* [SHORT TASK]: Skip all pictures, then print the remaining material exactly.

========================

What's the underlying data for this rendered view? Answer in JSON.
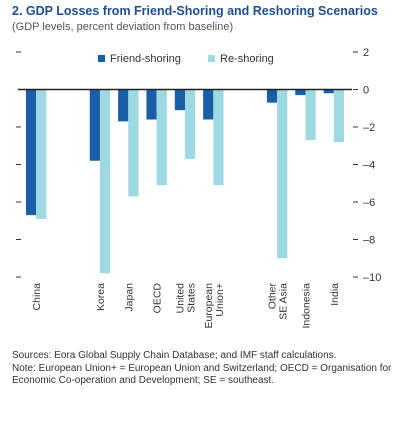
{
  "title": "2. GDP Losses from Friend-Shoring and Reshoring Scenarios",
  "subtitle": "(GDP levels, percent deviation from baseline)",
  "chart_data": {
    "type": "bar",
    "categories": [
      [
        "China"
      ],
      [
        "Korea"
      ],
      [
        "Japan"
      ],
      [
        "OECD"
      ],
      [
        "United",
        "States"
      ],
      [
        "European",
        "Union+"
      ],
      [
        "Other",
        "SE Asia"
      ],
      [
        "Indonesia"
      ],
      [
        "India"
      ]
    ],
    "groups": [
      0,
      1,
      1,
      1,
      1,
      1,
      2,
      2,
      2
    ],
    "series": [
      {
        "name": "Friend-shoring",
        "color": "#1a5ea8",
        "values": [
          -6.7,
          -3.8,
          -1.7,
          -1.6,
          -1.1,
          -1.6,
          -0.7,
          -0.3,
          -0.2
        ]
      },
      {
        "name": "Re-shoring",
        "color": "#9ed8e0",
        "values": [
          -6.9,
          -9.8,
          -5.7,
          -5.1,
          -3.7,
          -5.1,
          -9.0,
          -2.7,
          -2.8
        ]
      }
    ],
    "ylim": [
      -10,
      2
    ],
    "yticks": [
      2,
      0,
      -2,
      -4,
      -6,
      -8,
      -10
    ],
    "ytick_labels": [
      "2",
      "0",
      "–2",
      "–4",
      "–6",
      "–8",
      "–10"
    ],
    "legend_position": "top-left",
    "grid": false
  },
  "notes": {
    "sources": "Sources: Eora Global Supply Chain Database; and IMF staff calculations.",
    "note": "Note: European Union+ = European Union and Switzerland; OECD = Organisation for Economic Co-operation and Development; SE = southeast."
  }
}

========================

* [SOLUTION TO THIS PROBLEM]:
What's the underlying data for this rendered view? Answer in JSON.
{
  "title": "2. GDP Losses from Friend-Shoring and Reshoring Scenarios",
  "subtitle": "(GDP levels, percent deviation from baseline)",
  "chart_data": {
    "type": "bar",
    "categories": [
      [
        "China"
      ],
      [
        "Korea"
      ],
      [
        "Japan"
      ],
      [
        "OECD"
      ],
      [
        "United",
        "States"
      ],
      [
        "European",
        "Union+"
      ],
      [
        "Other",
        "SE Asia"
      ],
      [
        "Indonesia"
      ],
      [
        "India"
      ]
    ],
    "groups": [
      0,
      1,
      1,
      1,
      1,
      1,
      2,
      2,
      2
    ],
    "series": [
      {
        "name": "Friend-shoring",
        "color": "#1a5ea8",
        "values": [
          -6.7,
          -3.8,
          -1.7,
          -1.6,
          -1.1,
          -1.6,
          -0.7,
          -0.3,
          -0.2
        ]
      },
      {
        "name": "Re-shoring",
        "color": "#9ed8e0",
        "values": [
          -6.9,
          -9.8,
          -5.7,
          -5.1,
          -3.7,
          -5.1,
          -9.0,
          -2.7,
          -2.8
        ]
      }
    ],
    "ylim": [
      -10,
      2
    ],
    "yticks": [
      2,
      0,
      -2,
      -4,
      -6,
      -8,
      -10
    ],
    "ytick_labels": [
      "2",
      "0",
      "–2",
      "–4",
      "–6",
      "–8",
      "–10"
    ],
    "legend_position": "top-left",
    "grid": false
  },
  "notes": {
    "sources": "Sources: Eora Global Supply Chain Database; and IMF staff calculations.",
    "note": "Note: European Union+ = European Union and Switzerland; OECD = Organisation for Economic Co-operation and Development; SE = southeast."
  }
}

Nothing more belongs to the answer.